> [Page text]:
Kharg Island Stratagem
The Iranian Kharg island is a coral outcrop in the Persian Gulf, 25 kilometers off mainland Iran. It is now the cynosure and flashpoint of the ensuing battle of wits between the seemingly irrepressible Iranians, and the increasingly frustrated US-Israeli forces. Like most things in civilisational Iran, the Kharg island has a recorded antiquity and plurality that dates back to the Achaemenid-era (550–330 BCE) with a Christian monastery (7th Century), Zoroastrian burial site, a Mir Mohammed Shrine, and a tumultuously wounded history of having passed hands ~ from the empires of Persia to Arab lands, from the Portuguese to the Dutch and British, and finally back to the Iranians. Legendary Iranian writer Jalal Al-e-Ahmad had once called this relatively isolated and forgotten 22-square kilometer island the “Orphan pearl of the Persian Gulf”.

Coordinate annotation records
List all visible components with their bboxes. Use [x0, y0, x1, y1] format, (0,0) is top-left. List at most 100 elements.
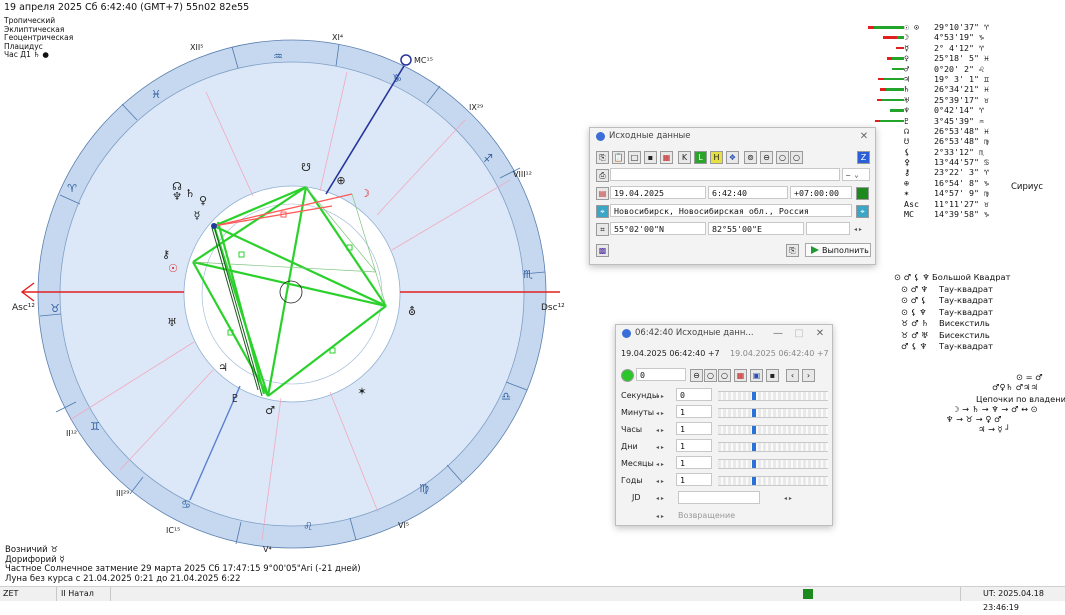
step-value[interactable]: 1 — [676, 405, 712, 418]
h-icon[interactable]: H — [710, 151, 723, 164]
circle2-icon[interactable]: ○ — [790, 151, 803, 164]
calendar-icon[interactable]: ▦ — [660, 151, 673, 164]
maximize-icon[interactable]: □ — [791, 325, 807, 342]
status-mode[interactable]: II Натал — [56, 587, 94, 601]
chiron-icon: ⚷ — [162, 248, 170, 261]
prev-icon[interactable]: ‹ — [786, 369, 799, 382]
asc-label: Asc¹² — [12, 303, 35, 313]
pin-icon[interactable]: ❖ — [726, 151, 739, 164]
step-slider[interactable] — [718, 476, 828, 486]
new-icon[interactable]: □ — [628, 151, 641, 164]
dialog-titlebar[interactable]: 06:42:40 Исходные данн... — □ ✕ — [616, 325, 832, 342]
jd-spin[interactable]: ◂ ▸ — [656, 495, 664, 502]
step-slider[interactable] — [718, 408, 828, 418]
step-slider[interactable] — [718, 425, 828, 435]
sign-pisces-icon: ♓ — [151, 88, 161, 101]
slider-knob[interactable] — [752, 460, 756, 468]
minimize-icon[interactable]: — — [770, 325, 786, 342]
step-slider[interactable] — [718, 442, 828, 452]
step-value[interactable]: 1 — [676, 473, 712, 486]
name-field[interactable] — [610, 168, 840, 181]
step-value[interactable]: 1 — [676, 456, 712, 469]
step-value[interactable]: 1 — [676, 422, 712, 435]
coords-icon[interactable]: ⌗ — [596, 223, 609, 236]
map-icon[interactable]: ⌖ — [856, 205, 869, 218]
close-icon[interactable]: ✕ — [812, 325, 828, 342]
slider-knob[interactable] — [752, 392, 756, 400]
close-icon[interactable]: ✕ — [856, 128, 872, 145]
strength-bar — [887, 57, 892, 60]
slider-knob[interactable] — [752, 409, 756, 417]
list-select[interactable]: — ⌄ — [842, 168, 870, 181]
circle-icon[interactable]: ○ — [704, 369, 717, 382]
place-field[interactable]: Новосибирск, Новосибирская обл., Россия — [610, 204, 852, 217]
place-icon[interactable]: ⌖ — [596, 205, 609, 218]
strength-bar — [892, 57, 904, 60]
stop-icon[interactable]: ⊖ — [760, 151, 773, 164]
altitude-field[interactable] — [806, 222, 850, 235]
copy3-icon[interactable]: ⎘ — [786, 244, 799, 257]
copy2-icon[interactable]: ⊚ — [744, 151, 757, 164]
dialog-titlebar[interactable]: Исходные данные ✕ — [590, 128, 875, 145]
run-button[interactable]: Выполнить — [805, 243, 871, 257]
sign-virgo-icon: ♍ — [419, 482, 429, 495]
natal-chart-wheel[interactable]: Asc¹² Dsc¹² MC¹⁵ IC¹⁵ XII⁵ XI⁴ IX²⁹ VIII… — [0, 0, 590, 560]
copy-icon[interactable]: ⎘ — [596, 151, 609, 164]
timezone-field[interactable]: +07:00:00 — [790, 186, 852, 199]
datetime-current: 19.04.2025 06:42:40 +7 — [621, 349, 720, 358]
counter-field[interactable]: 0 — [636, 368, 686, 381]
house-label: VI⁵ — [398, 521, 409, 530]
strength-bar — [892, 67, 904, 71]
step-spin[interactable]: ◂ ▸ — [656, 427, 664, 434]
jd-field[interactable] — [678, 491, 760, 504]
green-status-icon[interactable] — [856, 187, 869, 200]
calendar-icon[interactable]: ▦ — [734, 369, 747, 382]
latitude-field[interactable]: 55°02'00"N — [610, 222, 706, 235]
return-spin[interactable]: ◂ ▸ — [656, 513, 664, 520]
time-stepper-dialog[interactable]: 06:42:40 Исходные данн... — □ ✕ 19.04.20… — [615, 324, 833, 526]
step-spin[interactable]: ◂ ▸ — [656, 444, 664, 451]
circle2-icon[interactable]: ○ — [718, 369, 731, 382]
source-data-dialog[interactable]: Исходные данные ✕ ⎘ 📋 □ ▪ ▦ K L H ❖ ⊚ ⊖ … — [589, 127, 876, 265]
window-icon[interactable]: ▣ — [750, 369, 763, 382]
step-spin[interactable]: ◂ ▸ — [656, 410, 664, 417]
stop-icon[interactable]: ⊖ — [690, 369, 703, 382]
chain-title: Цепочки по владению — [976, 394, 1065, 404]
lilith-icon: ⛢ — [408, 305, 416, 318]
circle-icon[interactable]: ○ — [776, 151, 789, 164]
z-icon[interactable]: Z — [857, 151, 870, 164]
star-label: Сириус — [1011, 182, 1044, 192]
step-slider[interactable] — [718, 391, 828, 401]
l-icon[interactable]: L — [694, 151, 707, 164]
save-icon[interactable]: ▪ — [766, 369, 779, 382]
slider-knob[interactable] — [752, 477, 756, 485]
spin-arrows[interactable]: ◂ ▸ — [854, 226, 862, 233]
planet-symbol: ☋ — [904, 136, 909, 147]
planet-position: 26°53'48" ♍ — [934, 136, 989, 147]
date-icon[interactable]: ▤ — [596, 187, 609, 200]
step-value[interactable]: 1 — [676, 439, 712, 452]
settings-icon[interactable]: ▩ — [596, 244, 609, 257]
open-icon[interactable]: ⎙ — [596, 169, 609, 182]
k-icon[interactable]: K — [678, 151, 691, 164]
planet-symbol: ♆ — [904, 105, 909, 116]
longitude-field[interactable]: 82°55'00"E — [708, 222, 804, 235]
play-icon[interactable] — [621, 369, 634, 382]
step-value[interactable]: 0 — [676, 388, 712, 401]
slider-knob[interactable] — [752, 443, 756, 451]
save-icon[interactable]: ▪ — [644, 151, 657, 164]
step-spin[interactable]: ◂ ▸ — [656, 393, 664, 400]
slider-knob[interactable] — [752, 426, 756, 434]
planet-symbol: ♃ — [904, 73, 909, 84]
house-label: XI⁴ — [332, 33, 343, 42]
jd-spin2[interactable]: ◂ ▸ — [784, 495, 792, 502]
date-field[interactable]: 19.04.2025 — [610, 186, 706, 199]
step-slider[interactable] — [718, 459, 828, 469]
step-spin[interactable]: ◂ ▸ — [656, 461, 664, 468]
next-icon[interactable]: › — [802, 369, 815, 382]
step-spin[interactable]: ◂ ▸ — [656, 478, 664, 485]
time-field[interactable]: 6:42:40 — [708, 186, 788, 199]
paste-icon[interactable]: 📋 — [612, 151, 625, 164]
step-label: Секунды — [621, 391, 659, 400]
venus-icon: ♀ — [199, 194, 207, 207]
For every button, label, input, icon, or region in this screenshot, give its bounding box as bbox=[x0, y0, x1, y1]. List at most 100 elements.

> [What you will do]:
1. Put every line of the records, from the one containing "step-value[interactable]: 1 — [676, 405, 712, 418]" down to the one containing "step-slider[interactable] — [718, 442, 828, 452]", both included, into a Markdown table with the columns Row and Line, numbering each line and skipping any blank lines.
2. Write a continuation of the Kharg Island text that picks up after its final sentence.
The text and the records were taken from separate, unrelated sources.

> [Answers given]:
1.
| Row | Line |
|---|---|
| 1 | step-value[interactable]: 1 — [676, 405, 712, 418] |
| 2 | h-icon[interactable]: H — [710, 151, 723, 164] |
| 3 | circle2-icon[interactable]: ○ — [790, 151, 803, 164] |
| 4 | calendar-icon[interactable]: ▦ — [660, 151, 673, 164] |
| 5 | maximize-icon[interactable]: □ — [791, 325, 807, 342] |
| 6 | status-mode[interactable]: II Натал — [56, 587, 94, 601] |
| 7 | chiron-icon: ⚷ — [162, 248, 170, 261] |
| 8 | prev-icon[interactable]: ‹ — [786, 369, 799, 382] |
| 9 | asc-label: Asc¹² — [12, 303, 35, 313] |
| 10 | pin-icon[interactable]: ❖ — [726, 151, 739, 164] |
| 11 | step-slider[interactable] — [718, 476, 828, 486] |
| 12 | new-icon[interactable]: □ — [628, 151, 641, 164] |
| 13 | dialog-titlebar[interactable]: 06:42:40 Исходные данн... — □ ✕ — [616, 325, 832, 342] |
| 14 | jd-spin[interactable]: ◂ ▸ — [656, 495, 664, 502] |
| 15 | step-slider[interactable] — [718, 408, 828, 418] |
| 16 | step-slider[interactable] — [718, 425, 828, 435] |
| 17 | sign-pisces-icon: ♓ — [151, 88, 161, 101] |
| 18 | slider-knob[interactable] — [752, 460, 756, 468] |
| 19 | minimize-icon[interactable]: — — [770, 325, 786, 342] |
| 20 | step-slider[interactable] — [718, 442, 828, 452] |

2.
It later acquired more sinister perceptions after becoming a penal exile for political opponents, and later still, as the “Forbidden Island” owing to carefully restricted entry only for those with official security clearances by the elite Islamic Revolutionary Guard Corps (IRGC). But today the strategic geography (linking the global energy system with the passageway of the Strait of Hormuz) and proximity to major offshore facilities has made it the undisputed backbone of the Iranian economy and survival. Kharg island now processes 90 per cent of Iran’s total oil exports, handling approximately 950 million barrels every year. At one point, it had become the world’s largest oil shipment terminal. As the backbone of Iran’s national revenue source through the oil export system, Kharg Island is critical to the functioning of the Iranian sovereign state.
Geographical isolation and disproportionate economic dependence on Kharg island for the Iranians makes it a highly exposed node for the Ayatollah regime in Tehran. Kharg island also has a proven wartime vulnerability, as it was repeatedly attacked by the Iraqi forces in the decade long Iran-Iraq war. This........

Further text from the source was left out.